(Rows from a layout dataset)
....

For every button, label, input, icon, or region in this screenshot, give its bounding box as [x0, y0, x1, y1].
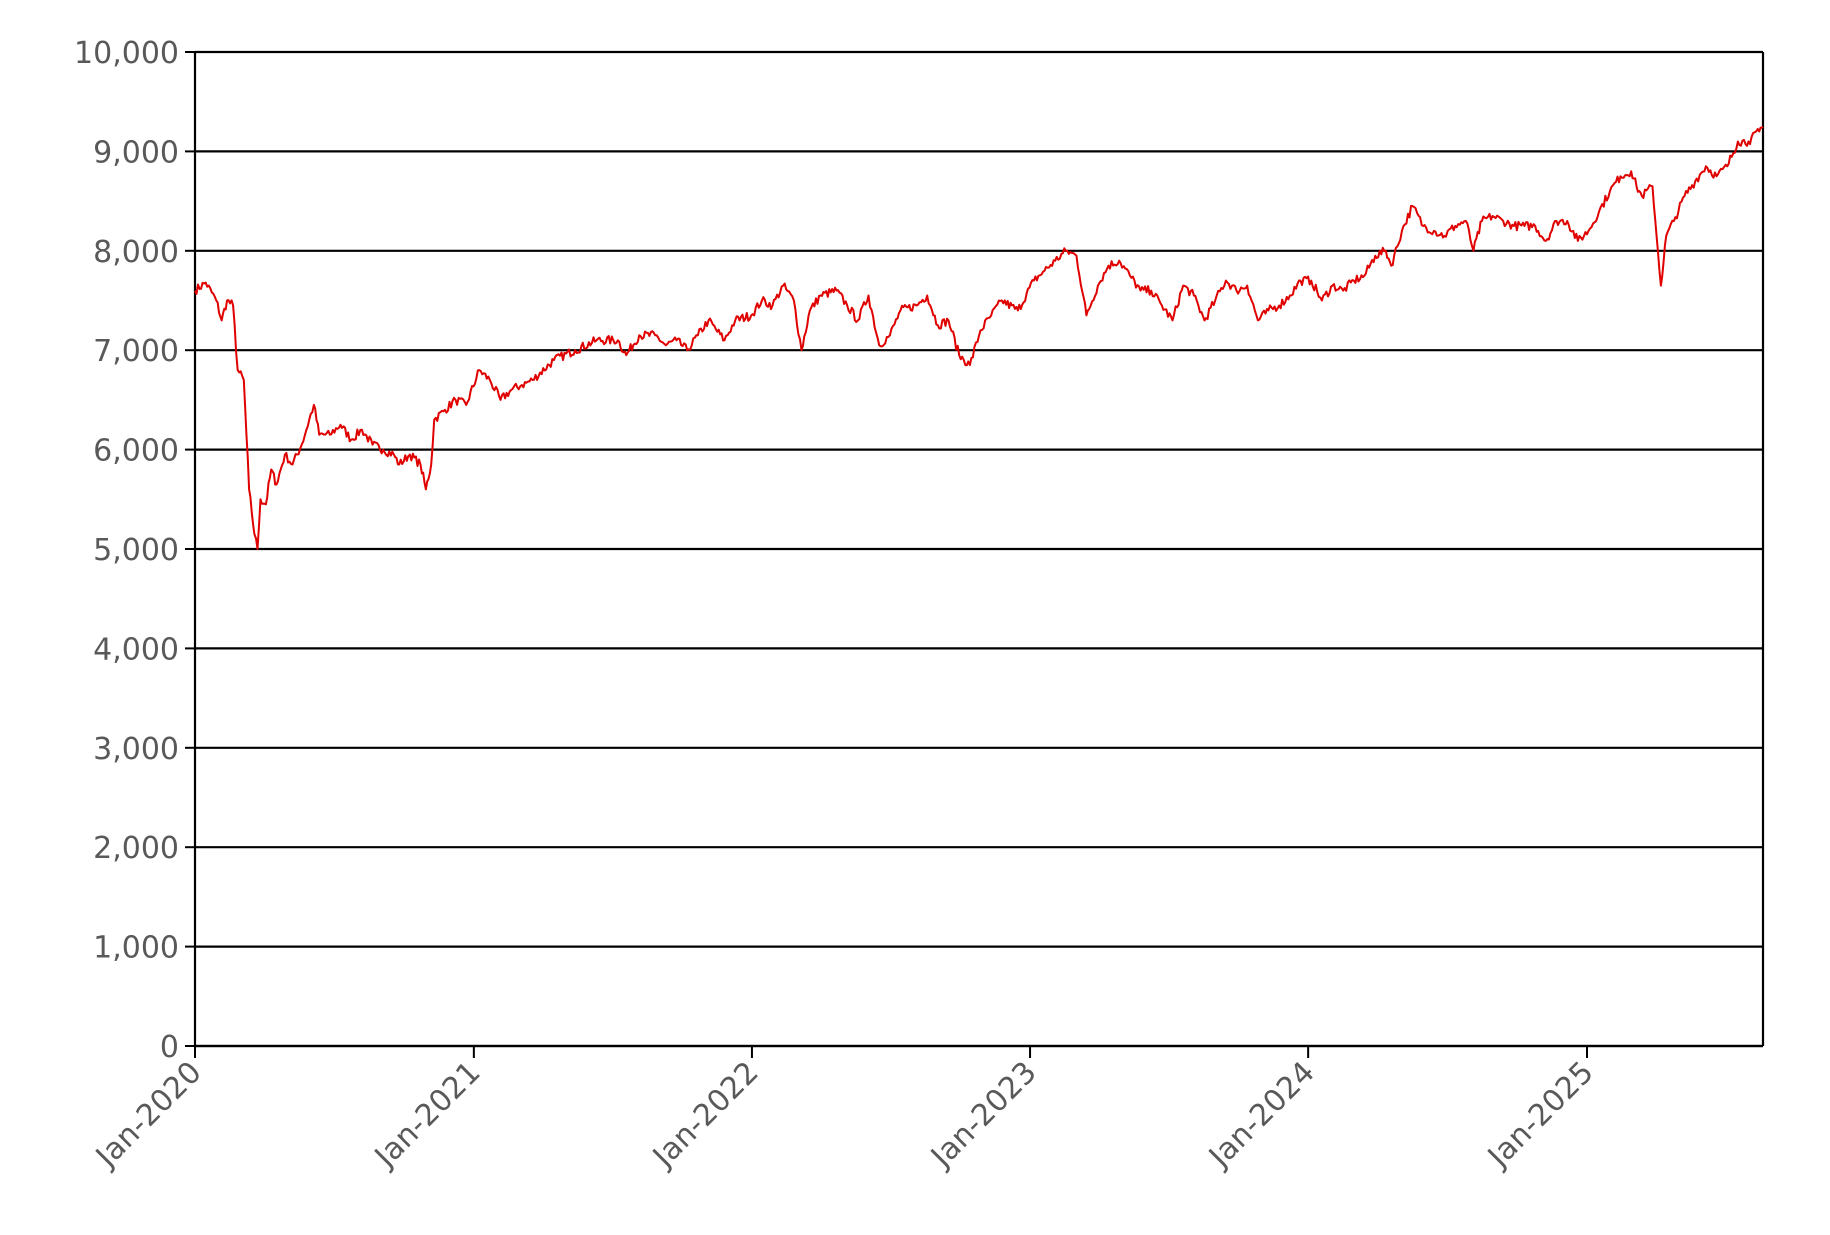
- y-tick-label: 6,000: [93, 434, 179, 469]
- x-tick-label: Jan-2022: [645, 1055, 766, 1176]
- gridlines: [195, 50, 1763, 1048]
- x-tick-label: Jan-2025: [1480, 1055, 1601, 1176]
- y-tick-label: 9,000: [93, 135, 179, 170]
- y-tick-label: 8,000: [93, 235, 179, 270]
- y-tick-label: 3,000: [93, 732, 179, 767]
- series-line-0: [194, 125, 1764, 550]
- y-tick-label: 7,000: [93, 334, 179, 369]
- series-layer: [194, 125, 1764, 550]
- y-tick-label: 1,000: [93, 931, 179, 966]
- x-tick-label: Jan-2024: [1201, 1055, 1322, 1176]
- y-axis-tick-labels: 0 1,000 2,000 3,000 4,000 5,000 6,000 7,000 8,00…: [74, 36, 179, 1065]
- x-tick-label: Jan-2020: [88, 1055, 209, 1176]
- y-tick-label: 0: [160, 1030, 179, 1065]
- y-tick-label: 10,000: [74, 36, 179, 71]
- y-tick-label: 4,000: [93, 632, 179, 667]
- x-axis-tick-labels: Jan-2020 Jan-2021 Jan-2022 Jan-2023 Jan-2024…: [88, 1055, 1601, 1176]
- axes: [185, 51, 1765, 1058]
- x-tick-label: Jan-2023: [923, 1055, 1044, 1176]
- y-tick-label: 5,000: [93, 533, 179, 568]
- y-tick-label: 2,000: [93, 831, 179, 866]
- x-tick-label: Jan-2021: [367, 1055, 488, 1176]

....

Please write these rows out again, substituting "vertical-tick-label" for every "y-tick-label" and keeping everything else the same. Leave the pictures out of your answer.

For every button, label, input, icon, or region in this screenshot, give its bounding box as [x0, y0, x1, y1].
- vertical-tick-label: 6,000: [93, 434, 179, 469]
- x-tick-label: Jan-2022: [645, 1055, 766, 1176]
- gridlines: [195, 50, 1763, 1048]
- x-tick-label: Jan-2025: [1480, 1055, 1601, 1176]
- vertical-tick-label: 9,000: [93, 135, 179, 170]
- vertical-tick-label: 8,000: [93, 235, 179, 270]
- vertical-tick-label: 3,000: [93, 732, 179, 767]
- series-line-0: [194, 125, 1764, 550]
- vertical-tick-label: 7,000: [93, 334, 179, 369]
- series-layer: [194, 125, 1764, 550]
- vertical-tick-label: 1,000: [93, 931, 179, 966]
- x-tick-label: Jan-2024: [1201, 1055, 1322, 1176]
- y-axis-tick-labels: 0 1,000 2,000 3,000 4,000 5,000 6,000 7,000 8,00…: [74, 36, 179, 1065]
- x-tick-label: Jan-2020: [88, 1055, 209, 1176]
- vertical-tick-label: 0: [160, 1030, 179, 1065]
- vertical-tick-label: 10,000: [74, 36, 179, 71]
- vertical-tick-label: 4,000: [93, 632, 179, 667]
- x-axis-tick-labels: Jan-2020 Jan-2021 Jan-2022 Jan-2023 Jan-2024…: [88, 1055, 1601, 1176]
- axes: [185, 51, 1765, 1058]
- x-tick-label: Jan-2023: [923, 1055, 1044, 1176]
- vertical-tick-label: 5,000: [93, 533, 179, 568]
- vertical-tick-label: 2,000: [93, 831, 179, 866]
- x-tick-label: Jan-2021: [367, 1055, 488, 1176]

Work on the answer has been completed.